┌──

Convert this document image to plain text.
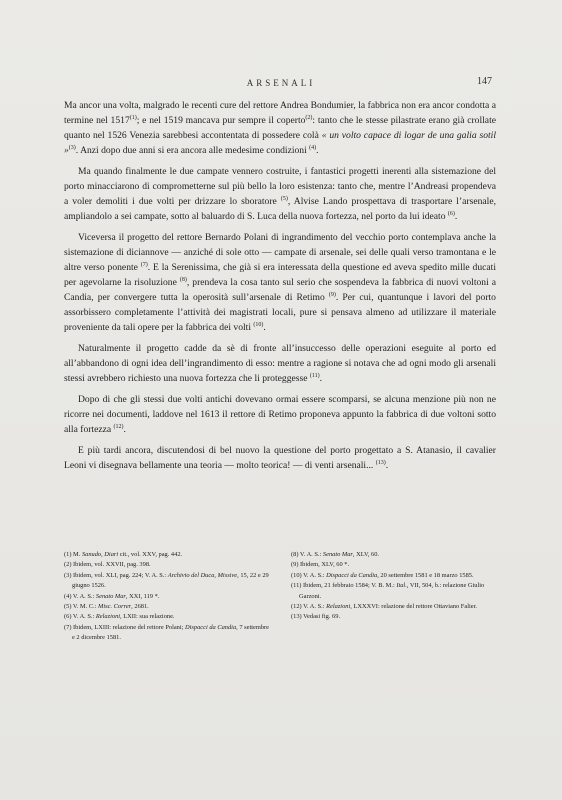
ARSENALI	147

Ma ancor una volta, malgrado le recenti cure del rettore Andrea Bondumier, la fabbrica non era ancor condotta a termine nel 1517$^{(1)}$; e nel 1519 mancava pur sempre il coperto$^{(2)}$: tanto che le stesse pilastrate erano già crollate quanto nel 1526 Venezia sarebbesi accontentata di possedere colà « un volto capace di logar de una galia sotil »$^{(3)}$. Anzi dopo due anni si era ancora alle medesime condizioni $^{(4)}$.

Ma quando finalmente le due campate vennero costruite, i fantastici progetti inerenti alla sistemazione del porto minacciarono di comprometterne sul più bello la loro esistenza: tanto che, mentre l’Andreasi propendeva a voler demoliti i due volti per drizzare lo sboratore $^{(5)}$, Alvise Lando prospettava di trasportare l’arsenale, ampliandolo a sei campate, sotto al baluardo di S. Luca della nuova fortezza, nel porto da lui ideato $^{(6)}$.

Viceversa il progetto del rettore Bernardo Polani di ingrandimento del vecchio porto contemplava anche la sistemazione di diciannove — anziché di sole otto — campate di arsenale, sei delle quali verso tramontana e le altre verso ponente $^{(7)}$. E la Serenissima, che già si era interessata della questione ed aveva spedito mille ducati per agevolarne la risoluzione $^{(8)}$, prendeva la cosa tanto sul serio che sospendeva la fabbrica di nuovi voltoni a Candia, per convergere tutta la operosità sull’arsenale di Retimo $^{(9)}$. Per cui, quantunque i lavori del porto assorbissero completamente l’attività dei magistrati locali, pure si pensava almeno ad utilizzare il materiale proveniente da tali opere per la fabbrica dei volti $^{(10)}$.

Naturalmente il progetto cadde da sè di fronte all’insuccesso delle operazioni eseguite al porto ed all’abbandono di ogni idea dell’ingrandimento di esso: mentre a ragione si notava che ad ogni modo gli arsenali stessi avrebbero richiesto una nuova fortezza che li proteggesse $^{(11)}$.

Dopo di che gli stessi due volti antichi dovevano ormai essere scomparsi, se alcuna menzione più non ne ricorre nei documenti, laddove nel 1613 il rettore di Retimo proponeva appunto la fabbrica di due voltoni sotto alla fortezza $^{(12)}$.

E più tardi ancora, discutendosi di bel nuovo la questione del porto progettato a S. Atanasio, il cavalier Leoni vi disegnava bellamente una teoria — molto teorica! — di venti arsenali... $^{(13)}$.

(1) M. Sanudo, Diari cit., vol. XXV, pag. 442.
(2) Ibidem, vol. XXVII, pag. 398.
(3) Ibidem, vol. XLI, pag. 224; V. A. S.: Archivio del Duca, Missive, 15, 22 e 29 giugno 1526.
(4) V. A. S.: Senato Mar, XXI, 119 *.
(5) V. M. C.: Misc. Correr, 2681.
(6) V. A. S.: Relazioni, LXII: sua relazione.
(7) Ibidem, LXIII: relazione del rettore Polani; Dispacci da Candia, 7 settembre e 2 dicembre 1581.
(8) V. A. S.: Senato Mar, XLV, 60.
(9) Ibidem, XLV, 60 *.
(10) V. A. S.: Dispacci da Candia, 20 settembre 1581 e 18 marzo 1585.
(11) Ibidem, 21 febbraio 1584; V. B. M.: Ital., VII, 504, b.: relazione Giulio Garzoni.
(12) V. A. S.: Relazioni, LXXXVI: relazione del rettore Ottaviano Falier.
(13) Vedasi fig. 69.
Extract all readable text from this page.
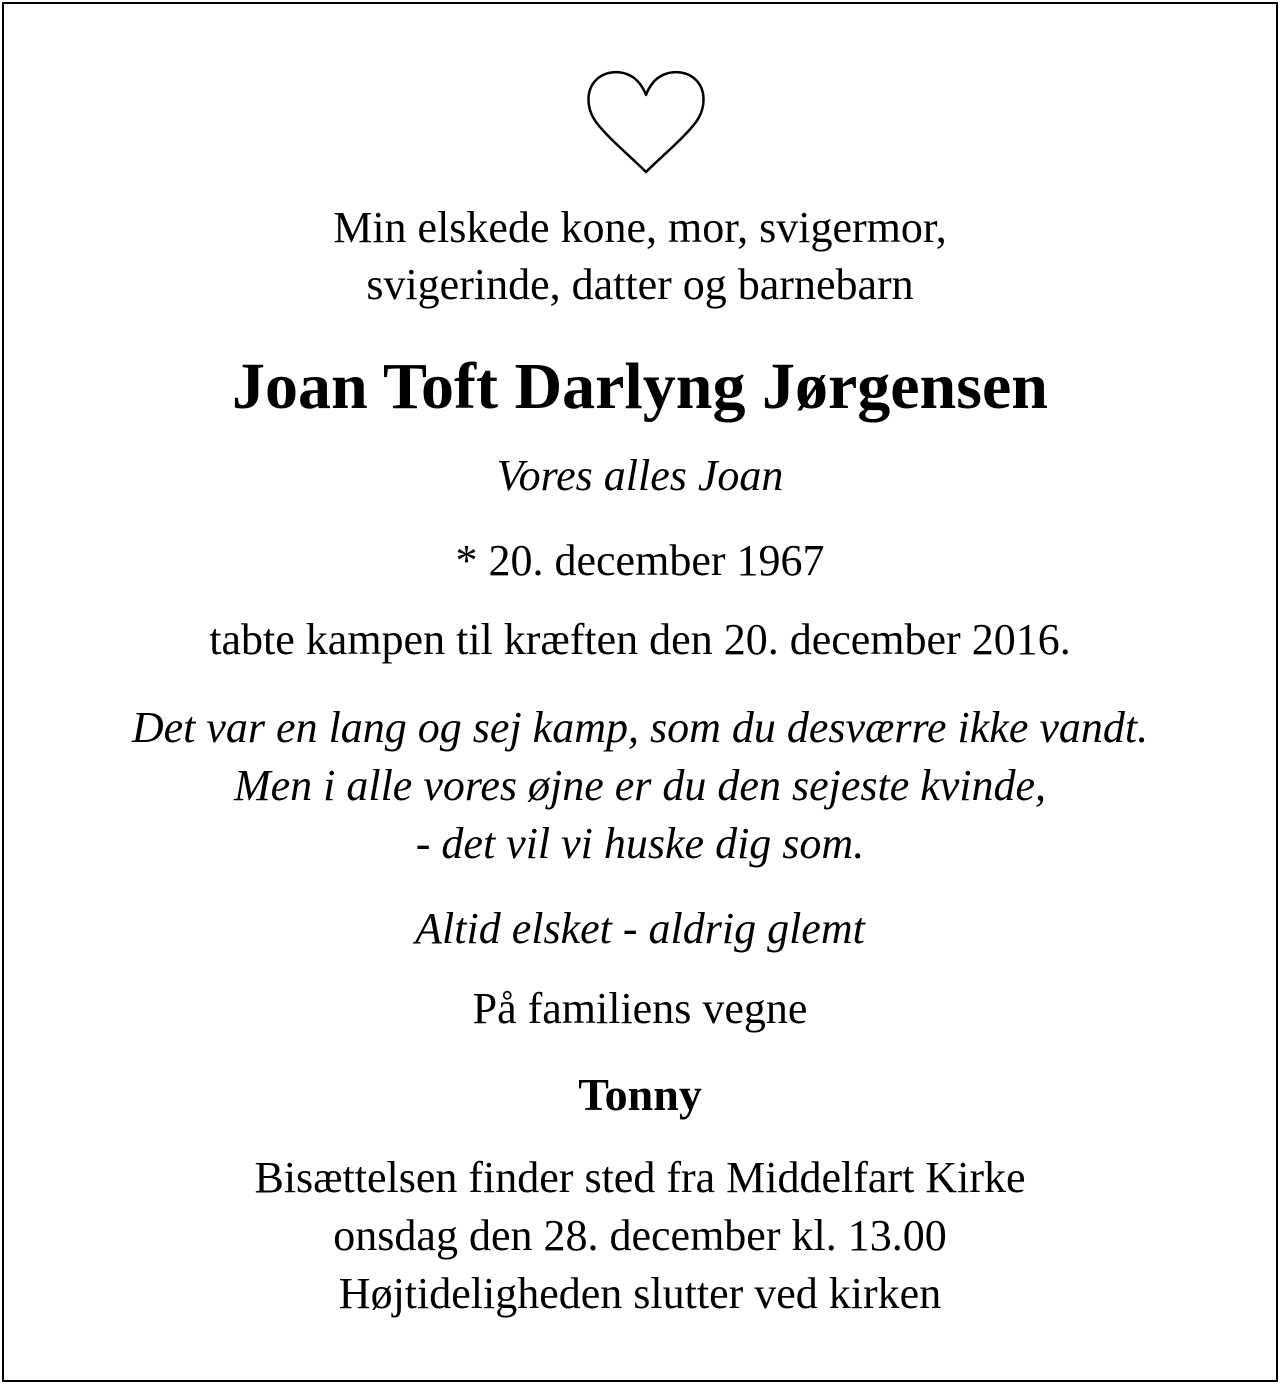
Min elskede kone, mor, svigermor,
svigerinde, datter og barnebarn
Joan Toft Darlyng Jørgensen
Vores alles Joan
* 20. december 1967
tabte kampen til kræften den 20. december 2016.
Det var en lang og sej kamp, som du desværre ikke vandt.
Men i alle vores øjne er du den sejeste kvinde,
- det vil vi huske dig som.
Altid elsket - aldrig glemt
På familiens vegne
Tonny
Bisættelsen finder sted fra Middelfart Kirke
onsdag den 28. december kl. 13.00
Højtideligheden slutter ved kirken
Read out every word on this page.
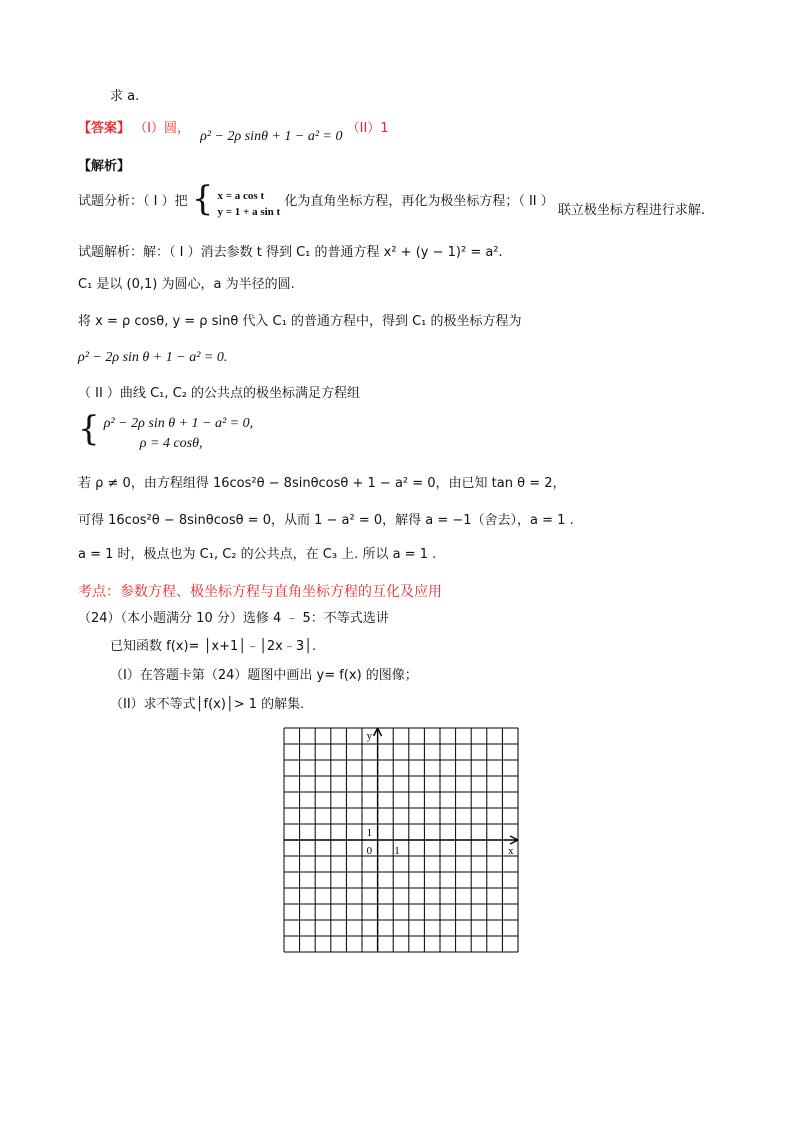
求 a.
【答案】 （I）圆， ρ² − 2ρ sinθ + 1 − a² = 0 （II）1
【解析】
试题分析：（ I ）把 { x = a cos t
y = 1 + a sin t
化为直角坐标方程，再化为极坐标方程；（ II ） 联立极坐标方程进行求解.
试题解析：解：（ I ）消去参数 t 得到 C₁ 的普通方程 x² + (y − 1)² = a².
C₁ 是以 (0,1) 为圆心，a 为半径的圆.
将 x = ρ cosθ, y = ρ sinθ 代入 C₁ 的普通方程中，得到 C₁ 的极坐标方程为
ρ² − 2ρ sin θ + 1 − a² = 0.
（ II ）曲线 C₁, C₂ 的公共点的极坐标满足方程组
{ ρ² − 2ρ sin θ + 1 − a² = 0,
ρ = 4 cosθ,
若 ρ ≠ 0，由方程组得 16cos²θ − 8sinθcosθ + 1 − a² = 0，由已知 tan θ = 2，
可得 16cos²θ − 8sinθcosθ = 0，从而 1 − a² = 0，解得 a = −1（舍去），a = 1 .
a = 1 时，极点也为 C₁, C₂ 的公共点，在 C₃ 上. 所以 a = 1 .
考点：参数方程、极坐标方程与直角坐标方程的互化及应用
（24）（本小题满分 10 分）选修 4 ﹣ 5：不等式选讲
已知函数 f(x)= │x+1│﹣│2x﹣3│.
（I）在答题卡第（24）题图中画出 y= f(x) 的图像；
（II）求不等式│f(x)│> 1 的解集.
y
x
0 1
1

└──

• **WHAT IS REQUIRED**
Repeat the records above exactly, omitting every picture.

• **TASK SOLUTION**
Convert this document image to plain text.
ARSENALI	147

Ma ancor una volta, malgrado le recenti cure del rettore Andrea Bondumier, la fabbrica non era ancor condotta a termine nel 1517$^{(1)}$; e nel 1519 mancava pur sempre il coperto$^{(2)}$: tanto che le stesse pilastrate erano già crollate quanto nel 1526 Venezia sarebbesi accontentata di possedere colà « un volto capace di logar de una galia sotil »$^{(3)}$. Anzi dopo due anni si era ancora alle medesime condizioni $^{(4)}$.

Ma quando finalmente le due campate vennero costruite, i fantastici progetti inerenti alla sistemazione del porto minacciarono di comprometterne sul più bello la loro esistenza: tanto che, mentre l’Andreasi propendeva a voler demoliti i due volti per drizzare lo sboratore $^{(5)}$, Alvise Lando prospettava di trasportare l’arsenale, ampliandolo a sei campate, sotto al baluardo di S. Luca della nuova fortezza, nel porto da lui ideato $^{(6)}$.

Viceversa il progetto del rettore Bernardo Polani di ingrandimento del vecchio porto contemplava anche la sistemazione di diciannove — anziché di sole otto — campate di arsenale, sei delle quali verso tramontana e le altre verso ponente $^{(7)}$. E la Serenissima, che già si era interessata della questione ed aveva spedito mille ducati per agevolarne la risoluzione $^{(8)}$, prendeva la cosa tanto sul serio che sospendeva la fabbrica di nuovi voltoni a Candia, per convergere tutta la operosità sull’arsenale di Retimo $^{(9)}$. Per cui, quantunque i lavori del porto assorbissero completamente l’attività dei magistrati locali, pure si pensava almeno ad utilizzare il materiale proveniente da tali opere per la fabbrica dei volti $^{(10)}$.

Naturalmente il progetto cadde da sè di fronte all’insuccesso delle operazioni eseguite al porto ed all’abbandono di ogni idea dell’ingrandimento di esso: mentre a ragione si notava che ad ogni modo gli arsenali stessi avrebbero richiesto una nuova fortezza che li proteggesse $^{(11)}$.

Dopo di che gli stessi due volti antichi dovevano ormai essere scomparsi, se alcuna menzione più non ne ricorre nei documenti, laddove nel 1613 il rettore di Retimo proponeva appunto la fabbrica di due voltoni sotto alla fortezza $^{(12)}$.

E più tardi ancora, discutendosi di bel nuovo la questione del porto progettato a S. Atanasio, il cavalier Leoni vi disegnava bellamente una teoria — molto teorica! — di venti arsenali... $^{(13)}$.

(1) M. Sanudo, Diari cit., vol. XXV, pag. 442.
(2) Ibidem, vol. XXVII, pag. 398.
(3) Ibidem, vol. XLI, pag. 224; V. A. S.: Archivio del Duca, Missive, 15, 22 e 29 giugno 1526.
(4) V. A. S.: Senato Mar, XXI, 119 *.
(5) V. M. C.: Misc. Correr, 2681.
(6) V. A. S.: Relazioni, LXII: sua relazione.
(7) Ibidem, LXIII: relazione del rettore Polani; Dispacci da Candia, 7 settembre e 2 dicembre 1581.
(8) V. A. S.: Senato Mar, XLV, 60.
(9) Ibidem, XLV, 60 *.
(10) V. A. S.: Dispacci da Candia, 20 settembre 1581 e 18 marzo 1585.
(11) Ibidem, 21 febbraio 1584; V. B. M.: Ital., VII, 504, b.: relazione Giulio Garzoni.
(12) V. A. S.: Relazioni, LXXXVI: relazione del rettore Ottaviano Falier.
(13) Vedasi fig. 69.
Extract all readable text from this page.
Min elskede kone, mor, svigermor,
svigerinde, datter og barnebarn
Joan Toft Darlyng Jørgensen
Vores alles Joan
* 20. december 1967
tabte kampen til kræften den 20. december 2016.
Det var en lang og sej kamp, som du desværre ikke vandt.
Men i alle vores øjne er du den sejeste kvinde,
- det vil vi huske dig som.
Altid elsket - aldrig glemt
På familiens vegne
Tonny
Bisættelsen finder sted fra Middelfart Kirke
onsdag den 28. december kl. 13.00
Højtideligheden slutter ved kirken
Read out every word on this page.
求 a.
【答案】 （I）圆， ρ² − 2ρ sinθ + 1 − a² = 0 （II）1
【解析】
试题分析：（ I ）把 { x = a cos t
y = 1 + a sin t
化为直角坐标方程，再化为极坐标方程；（ II ） 联立极坐标方程进行求解.
试题解析：解：（ I ）消去参数 t 得到 C₁ 的普通方程 x² + (y − 1)² = a².
C₁ 是以 (0,1) 为圆心，a 为半径的圆.
将 x = ρ cosθ, y = ρ sinθ 代入 C₁ 的普通方程中，得到 C₁ 的极坐标方程为
ρ² − 2ρ sin θ + 1 − a² = 0.
（ II ）曲线 C₁, C₂ 的公共点的极坐标满足方程组
{ ρ² − 2ρ sin θ + 1 − a² = 0,
ρ = 4 cosθ,
若 ρ ≠ 0，由方程组得 16cos²θ − 8sinθcosθ + 1 − a² = 0，由已知 tan θ = 2，
可得 16cos²θ − 8sinθcosθ = 0，从而 1 − a² = 0，解得 a = −1（舍去），a = 1 .
a = 1 时，极点也为 C₁, C₂ 的公共点，在 C₃ 上. 所以 a = 1 .
考点：参数方程、极坐标方程与直角坐标方程的互化及应用
（24）（本小题满分 10 分）选修 4 ﹣ 5：不等式选讲
已知函数 f(x)= │x+1│﹣│2x﹣3│.
（I）在答题卡第（24）题图中画出 y= f(x) 的图像；
（II）求不等式│f(x)│> 1 的解集.
y
x
0 1
1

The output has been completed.